[Extracted records]
● ● ● ● ●
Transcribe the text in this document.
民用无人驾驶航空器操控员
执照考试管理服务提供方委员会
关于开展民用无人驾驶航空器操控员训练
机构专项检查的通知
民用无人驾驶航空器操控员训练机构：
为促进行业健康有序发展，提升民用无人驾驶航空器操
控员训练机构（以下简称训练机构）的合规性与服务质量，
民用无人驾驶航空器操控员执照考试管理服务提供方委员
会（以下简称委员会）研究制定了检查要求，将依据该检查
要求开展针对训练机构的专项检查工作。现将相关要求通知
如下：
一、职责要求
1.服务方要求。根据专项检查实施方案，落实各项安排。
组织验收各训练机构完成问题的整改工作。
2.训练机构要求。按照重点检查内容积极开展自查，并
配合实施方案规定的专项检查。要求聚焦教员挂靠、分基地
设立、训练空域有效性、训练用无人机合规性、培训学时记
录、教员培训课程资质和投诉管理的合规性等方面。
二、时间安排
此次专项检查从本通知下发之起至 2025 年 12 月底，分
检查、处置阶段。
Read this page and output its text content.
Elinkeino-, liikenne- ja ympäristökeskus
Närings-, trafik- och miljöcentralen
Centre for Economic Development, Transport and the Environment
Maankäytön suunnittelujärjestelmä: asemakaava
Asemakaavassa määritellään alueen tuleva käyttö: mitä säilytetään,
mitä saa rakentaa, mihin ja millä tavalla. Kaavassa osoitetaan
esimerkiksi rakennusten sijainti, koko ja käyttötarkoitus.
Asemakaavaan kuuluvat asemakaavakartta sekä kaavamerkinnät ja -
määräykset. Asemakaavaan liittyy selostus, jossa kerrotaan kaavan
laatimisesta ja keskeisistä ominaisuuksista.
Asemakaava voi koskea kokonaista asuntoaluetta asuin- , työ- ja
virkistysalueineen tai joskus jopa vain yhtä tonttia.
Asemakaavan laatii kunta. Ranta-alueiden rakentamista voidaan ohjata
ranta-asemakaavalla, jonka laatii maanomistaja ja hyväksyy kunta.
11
● ● ● ● ●
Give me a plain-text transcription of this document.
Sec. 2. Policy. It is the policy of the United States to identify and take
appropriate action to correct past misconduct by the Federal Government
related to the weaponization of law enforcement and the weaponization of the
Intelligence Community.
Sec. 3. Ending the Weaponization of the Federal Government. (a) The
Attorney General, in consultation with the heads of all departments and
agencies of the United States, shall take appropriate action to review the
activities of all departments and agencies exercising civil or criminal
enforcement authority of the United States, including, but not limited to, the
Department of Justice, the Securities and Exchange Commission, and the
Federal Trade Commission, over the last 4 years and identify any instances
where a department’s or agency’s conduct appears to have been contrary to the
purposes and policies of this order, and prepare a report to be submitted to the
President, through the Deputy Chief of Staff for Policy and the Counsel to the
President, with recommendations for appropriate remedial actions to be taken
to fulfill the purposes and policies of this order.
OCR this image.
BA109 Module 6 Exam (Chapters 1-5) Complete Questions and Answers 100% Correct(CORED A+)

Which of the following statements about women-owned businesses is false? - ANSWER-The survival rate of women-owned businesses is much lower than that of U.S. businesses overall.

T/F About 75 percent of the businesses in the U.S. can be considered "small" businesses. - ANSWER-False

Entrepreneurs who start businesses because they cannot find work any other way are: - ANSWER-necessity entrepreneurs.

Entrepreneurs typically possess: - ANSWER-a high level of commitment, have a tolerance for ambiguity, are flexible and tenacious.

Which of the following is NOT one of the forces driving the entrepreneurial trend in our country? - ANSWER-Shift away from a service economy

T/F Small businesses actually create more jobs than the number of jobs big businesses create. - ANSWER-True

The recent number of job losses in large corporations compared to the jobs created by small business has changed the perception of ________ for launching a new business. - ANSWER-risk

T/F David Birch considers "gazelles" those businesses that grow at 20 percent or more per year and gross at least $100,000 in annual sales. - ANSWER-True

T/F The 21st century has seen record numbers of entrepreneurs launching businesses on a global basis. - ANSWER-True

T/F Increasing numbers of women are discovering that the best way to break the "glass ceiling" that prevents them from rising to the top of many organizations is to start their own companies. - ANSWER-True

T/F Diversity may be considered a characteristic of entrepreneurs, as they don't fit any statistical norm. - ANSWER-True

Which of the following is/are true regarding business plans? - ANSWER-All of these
● ● ● ● ●
What to work on:
Look through the records and gather every line containing "Government".

Expected answer:
appropriate action to correct past misconduct by the Federal Government
Sec. 3. Ending the Weaponization of the Federal Government. (a) The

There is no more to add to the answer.